Chart and figure data
....

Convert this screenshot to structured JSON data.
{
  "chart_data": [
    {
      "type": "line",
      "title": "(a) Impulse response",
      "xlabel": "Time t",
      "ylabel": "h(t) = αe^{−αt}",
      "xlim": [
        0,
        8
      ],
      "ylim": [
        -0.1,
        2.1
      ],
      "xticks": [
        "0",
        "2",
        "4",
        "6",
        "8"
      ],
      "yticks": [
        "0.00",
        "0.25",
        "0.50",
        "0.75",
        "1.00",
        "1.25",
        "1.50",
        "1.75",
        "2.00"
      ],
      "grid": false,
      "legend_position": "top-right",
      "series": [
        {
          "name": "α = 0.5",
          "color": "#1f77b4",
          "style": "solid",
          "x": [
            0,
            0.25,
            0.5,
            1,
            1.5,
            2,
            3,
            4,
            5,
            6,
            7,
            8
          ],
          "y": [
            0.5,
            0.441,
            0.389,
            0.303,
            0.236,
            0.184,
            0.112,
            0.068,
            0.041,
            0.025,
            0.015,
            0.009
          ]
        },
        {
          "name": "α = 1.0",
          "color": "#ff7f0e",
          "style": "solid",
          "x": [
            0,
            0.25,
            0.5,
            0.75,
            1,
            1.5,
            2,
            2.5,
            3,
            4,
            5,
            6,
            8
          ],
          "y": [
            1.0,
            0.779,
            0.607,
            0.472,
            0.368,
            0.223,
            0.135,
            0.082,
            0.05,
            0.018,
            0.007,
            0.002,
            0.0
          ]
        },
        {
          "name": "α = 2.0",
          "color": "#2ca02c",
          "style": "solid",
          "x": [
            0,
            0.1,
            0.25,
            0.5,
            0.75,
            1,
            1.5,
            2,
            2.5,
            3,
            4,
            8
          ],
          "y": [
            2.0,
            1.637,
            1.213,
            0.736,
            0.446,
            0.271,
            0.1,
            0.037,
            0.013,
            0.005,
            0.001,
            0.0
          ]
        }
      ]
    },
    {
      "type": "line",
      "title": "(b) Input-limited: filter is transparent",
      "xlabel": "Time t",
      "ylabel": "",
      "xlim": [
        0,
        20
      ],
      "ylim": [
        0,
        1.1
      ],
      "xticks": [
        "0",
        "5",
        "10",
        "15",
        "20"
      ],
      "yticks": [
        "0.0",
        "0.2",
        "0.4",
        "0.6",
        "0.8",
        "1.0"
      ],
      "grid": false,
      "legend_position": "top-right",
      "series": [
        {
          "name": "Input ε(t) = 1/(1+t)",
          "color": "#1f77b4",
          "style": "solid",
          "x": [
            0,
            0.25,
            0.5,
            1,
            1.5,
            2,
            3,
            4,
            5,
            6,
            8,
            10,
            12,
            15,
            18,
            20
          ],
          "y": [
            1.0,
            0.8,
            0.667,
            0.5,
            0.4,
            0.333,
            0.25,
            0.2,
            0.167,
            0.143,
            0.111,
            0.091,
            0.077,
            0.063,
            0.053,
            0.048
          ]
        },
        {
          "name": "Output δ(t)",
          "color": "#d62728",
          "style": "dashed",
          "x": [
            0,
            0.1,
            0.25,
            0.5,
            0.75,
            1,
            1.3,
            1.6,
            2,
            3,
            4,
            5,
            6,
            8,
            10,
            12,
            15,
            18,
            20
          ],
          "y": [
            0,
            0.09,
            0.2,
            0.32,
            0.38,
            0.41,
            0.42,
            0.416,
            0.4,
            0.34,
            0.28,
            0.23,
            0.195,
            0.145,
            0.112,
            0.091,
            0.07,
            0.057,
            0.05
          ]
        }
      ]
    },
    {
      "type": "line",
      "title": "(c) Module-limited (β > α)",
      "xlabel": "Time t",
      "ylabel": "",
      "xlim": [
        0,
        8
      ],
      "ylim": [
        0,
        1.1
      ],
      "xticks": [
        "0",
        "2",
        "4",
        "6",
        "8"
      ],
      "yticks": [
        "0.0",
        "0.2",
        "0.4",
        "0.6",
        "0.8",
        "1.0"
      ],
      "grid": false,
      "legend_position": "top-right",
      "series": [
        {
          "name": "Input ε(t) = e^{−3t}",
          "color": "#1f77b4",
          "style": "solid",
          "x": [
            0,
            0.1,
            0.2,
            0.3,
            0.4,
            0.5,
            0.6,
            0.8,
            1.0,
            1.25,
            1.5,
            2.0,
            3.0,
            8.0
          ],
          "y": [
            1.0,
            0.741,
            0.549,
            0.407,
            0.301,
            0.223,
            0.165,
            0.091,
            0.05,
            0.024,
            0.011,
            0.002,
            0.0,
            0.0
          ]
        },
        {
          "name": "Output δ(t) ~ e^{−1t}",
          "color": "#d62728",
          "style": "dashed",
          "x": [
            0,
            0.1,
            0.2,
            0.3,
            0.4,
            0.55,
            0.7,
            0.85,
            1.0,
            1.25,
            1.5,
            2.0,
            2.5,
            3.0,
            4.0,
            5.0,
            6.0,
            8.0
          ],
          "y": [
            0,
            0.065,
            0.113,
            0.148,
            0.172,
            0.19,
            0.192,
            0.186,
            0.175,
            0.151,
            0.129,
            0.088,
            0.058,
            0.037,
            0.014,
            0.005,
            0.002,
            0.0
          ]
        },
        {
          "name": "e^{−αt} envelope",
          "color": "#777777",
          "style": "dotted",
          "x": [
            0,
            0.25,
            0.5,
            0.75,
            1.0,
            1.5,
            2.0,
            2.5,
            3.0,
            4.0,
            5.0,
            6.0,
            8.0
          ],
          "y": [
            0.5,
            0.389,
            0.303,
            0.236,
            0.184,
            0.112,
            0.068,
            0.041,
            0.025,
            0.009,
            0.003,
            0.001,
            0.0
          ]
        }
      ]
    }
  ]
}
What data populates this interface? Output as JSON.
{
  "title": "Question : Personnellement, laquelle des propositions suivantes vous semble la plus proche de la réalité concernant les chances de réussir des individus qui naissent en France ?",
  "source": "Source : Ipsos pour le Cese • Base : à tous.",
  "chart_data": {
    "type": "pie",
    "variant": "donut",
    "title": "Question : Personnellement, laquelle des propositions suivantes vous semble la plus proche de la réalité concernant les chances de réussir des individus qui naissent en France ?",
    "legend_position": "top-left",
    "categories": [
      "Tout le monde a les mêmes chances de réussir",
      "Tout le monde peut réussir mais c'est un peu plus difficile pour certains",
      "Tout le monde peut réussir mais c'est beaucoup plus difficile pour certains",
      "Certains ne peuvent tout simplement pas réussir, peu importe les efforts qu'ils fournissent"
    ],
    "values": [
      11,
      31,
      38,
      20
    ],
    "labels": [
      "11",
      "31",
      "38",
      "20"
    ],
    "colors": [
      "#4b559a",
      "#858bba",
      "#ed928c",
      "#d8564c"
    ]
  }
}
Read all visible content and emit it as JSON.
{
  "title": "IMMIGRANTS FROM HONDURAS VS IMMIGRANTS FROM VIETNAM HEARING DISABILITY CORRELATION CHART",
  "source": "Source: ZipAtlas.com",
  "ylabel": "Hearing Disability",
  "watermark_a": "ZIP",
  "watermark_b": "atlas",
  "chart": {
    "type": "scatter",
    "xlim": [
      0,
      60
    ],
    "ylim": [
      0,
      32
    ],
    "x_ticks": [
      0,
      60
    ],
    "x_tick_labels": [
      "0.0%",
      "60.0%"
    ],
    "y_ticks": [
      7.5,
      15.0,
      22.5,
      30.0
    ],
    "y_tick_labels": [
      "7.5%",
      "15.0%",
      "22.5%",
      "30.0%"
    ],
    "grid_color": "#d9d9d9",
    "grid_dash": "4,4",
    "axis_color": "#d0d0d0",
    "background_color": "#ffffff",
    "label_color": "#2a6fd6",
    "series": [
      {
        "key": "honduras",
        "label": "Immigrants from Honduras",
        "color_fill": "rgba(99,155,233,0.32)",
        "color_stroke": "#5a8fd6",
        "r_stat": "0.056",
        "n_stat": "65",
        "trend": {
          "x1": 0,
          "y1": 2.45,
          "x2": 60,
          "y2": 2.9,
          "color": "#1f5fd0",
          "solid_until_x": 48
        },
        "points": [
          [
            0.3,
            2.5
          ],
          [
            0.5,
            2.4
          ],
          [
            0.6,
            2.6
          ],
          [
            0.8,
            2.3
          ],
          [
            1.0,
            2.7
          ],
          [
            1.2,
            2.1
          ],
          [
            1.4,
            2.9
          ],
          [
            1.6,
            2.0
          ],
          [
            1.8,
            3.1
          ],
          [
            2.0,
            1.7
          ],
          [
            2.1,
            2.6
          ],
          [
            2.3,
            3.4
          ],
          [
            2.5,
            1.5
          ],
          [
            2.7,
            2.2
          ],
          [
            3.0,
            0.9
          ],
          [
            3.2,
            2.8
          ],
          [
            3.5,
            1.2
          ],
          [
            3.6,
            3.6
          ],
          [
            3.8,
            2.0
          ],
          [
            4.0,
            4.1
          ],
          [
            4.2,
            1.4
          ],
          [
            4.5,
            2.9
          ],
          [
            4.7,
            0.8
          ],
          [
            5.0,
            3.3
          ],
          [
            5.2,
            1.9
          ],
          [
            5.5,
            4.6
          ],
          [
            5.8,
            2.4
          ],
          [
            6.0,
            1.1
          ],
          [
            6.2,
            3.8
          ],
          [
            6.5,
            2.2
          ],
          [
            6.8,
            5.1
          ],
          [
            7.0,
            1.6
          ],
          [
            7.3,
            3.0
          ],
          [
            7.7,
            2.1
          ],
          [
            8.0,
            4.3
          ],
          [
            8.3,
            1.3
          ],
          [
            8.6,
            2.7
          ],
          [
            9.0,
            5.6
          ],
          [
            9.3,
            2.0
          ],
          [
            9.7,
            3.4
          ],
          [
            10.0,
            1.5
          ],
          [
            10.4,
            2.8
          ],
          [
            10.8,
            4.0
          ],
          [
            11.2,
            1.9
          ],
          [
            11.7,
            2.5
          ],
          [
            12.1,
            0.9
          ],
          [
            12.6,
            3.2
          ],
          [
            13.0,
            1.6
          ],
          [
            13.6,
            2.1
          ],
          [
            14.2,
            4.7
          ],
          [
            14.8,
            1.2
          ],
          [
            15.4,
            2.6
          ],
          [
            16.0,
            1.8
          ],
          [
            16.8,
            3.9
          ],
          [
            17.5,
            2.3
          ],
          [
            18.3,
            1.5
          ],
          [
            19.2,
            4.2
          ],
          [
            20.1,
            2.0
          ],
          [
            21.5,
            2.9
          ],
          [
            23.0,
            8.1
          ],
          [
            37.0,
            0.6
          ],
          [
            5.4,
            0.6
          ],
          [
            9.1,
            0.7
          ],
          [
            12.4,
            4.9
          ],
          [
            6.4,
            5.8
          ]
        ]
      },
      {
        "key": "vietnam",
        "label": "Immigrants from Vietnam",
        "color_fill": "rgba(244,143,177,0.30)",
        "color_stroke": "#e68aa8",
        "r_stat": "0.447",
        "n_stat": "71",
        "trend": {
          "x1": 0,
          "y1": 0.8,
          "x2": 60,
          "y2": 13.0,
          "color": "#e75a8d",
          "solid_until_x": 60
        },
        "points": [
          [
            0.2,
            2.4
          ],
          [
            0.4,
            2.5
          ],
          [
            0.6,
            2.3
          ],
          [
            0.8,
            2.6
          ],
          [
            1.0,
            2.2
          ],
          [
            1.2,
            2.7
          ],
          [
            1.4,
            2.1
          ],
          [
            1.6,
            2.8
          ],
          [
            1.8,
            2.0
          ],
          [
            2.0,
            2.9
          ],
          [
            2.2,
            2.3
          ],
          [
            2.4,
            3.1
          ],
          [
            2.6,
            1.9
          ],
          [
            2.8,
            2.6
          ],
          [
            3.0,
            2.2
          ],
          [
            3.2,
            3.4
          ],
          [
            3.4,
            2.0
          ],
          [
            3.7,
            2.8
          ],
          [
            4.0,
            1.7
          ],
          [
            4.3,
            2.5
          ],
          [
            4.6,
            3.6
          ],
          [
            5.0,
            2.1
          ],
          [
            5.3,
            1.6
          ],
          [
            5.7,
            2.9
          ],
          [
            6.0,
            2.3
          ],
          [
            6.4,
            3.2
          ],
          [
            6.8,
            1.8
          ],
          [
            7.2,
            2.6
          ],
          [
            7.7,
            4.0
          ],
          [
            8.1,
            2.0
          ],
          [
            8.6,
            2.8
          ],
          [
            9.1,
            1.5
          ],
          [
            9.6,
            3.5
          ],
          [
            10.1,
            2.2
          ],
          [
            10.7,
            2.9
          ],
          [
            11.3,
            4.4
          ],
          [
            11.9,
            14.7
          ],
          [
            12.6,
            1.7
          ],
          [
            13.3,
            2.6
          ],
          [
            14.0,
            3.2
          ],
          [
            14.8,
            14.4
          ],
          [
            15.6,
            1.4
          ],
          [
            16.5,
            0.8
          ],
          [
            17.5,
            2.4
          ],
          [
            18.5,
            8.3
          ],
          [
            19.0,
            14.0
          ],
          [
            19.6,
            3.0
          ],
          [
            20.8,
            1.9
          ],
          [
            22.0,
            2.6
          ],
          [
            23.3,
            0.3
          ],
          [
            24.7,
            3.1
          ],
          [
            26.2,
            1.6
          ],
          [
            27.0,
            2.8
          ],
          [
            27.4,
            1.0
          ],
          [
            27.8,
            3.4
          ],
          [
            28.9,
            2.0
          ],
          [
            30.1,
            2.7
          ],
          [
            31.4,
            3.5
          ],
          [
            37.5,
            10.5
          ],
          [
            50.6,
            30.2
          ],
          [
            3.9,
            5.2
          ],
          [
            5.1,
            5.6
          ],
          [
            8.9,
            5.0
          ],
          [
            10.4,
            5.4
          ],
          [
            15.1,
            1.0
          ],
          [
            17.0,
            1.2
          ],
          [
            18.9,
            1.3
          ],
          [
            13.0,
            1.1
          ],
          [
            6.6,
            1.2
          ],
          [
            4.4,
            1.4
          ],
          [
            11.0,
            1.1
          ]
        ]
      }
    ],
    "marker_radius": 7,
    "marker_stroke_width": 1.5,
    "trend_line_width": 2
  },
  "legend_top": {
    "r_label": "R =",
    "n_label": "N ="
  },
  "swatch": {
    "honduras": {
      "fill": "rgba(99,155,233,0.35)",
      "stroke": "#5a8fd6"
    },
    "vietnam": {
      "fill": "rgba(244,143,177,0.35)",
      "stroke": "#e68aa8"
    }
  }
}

....

Read through the entries and copy each line in which "title" appears.

      "title": "(a) Impulse response",
      "title": "(b) Input-limited: filter is transparent",
      "title": "(c) Module-limited (β > α)",
  "title": "Question : Personnellement, laquelle des propositions suivantes vous semble la plus proche de la réalité concernant les chances de réussir des individus qui naissent en France ?",
    "title": "Question : Personnellement, laquelle des propositions suivantes vous semble la plus proche de la réalité concernant les chances de réussir des individus qui naissent en France ?",
  "title": "IMMIGRANTS FROM HONDURAS VS IMMIGRANTS FROM VIETNAM HEARING DISABILITY CORRELATION CHART",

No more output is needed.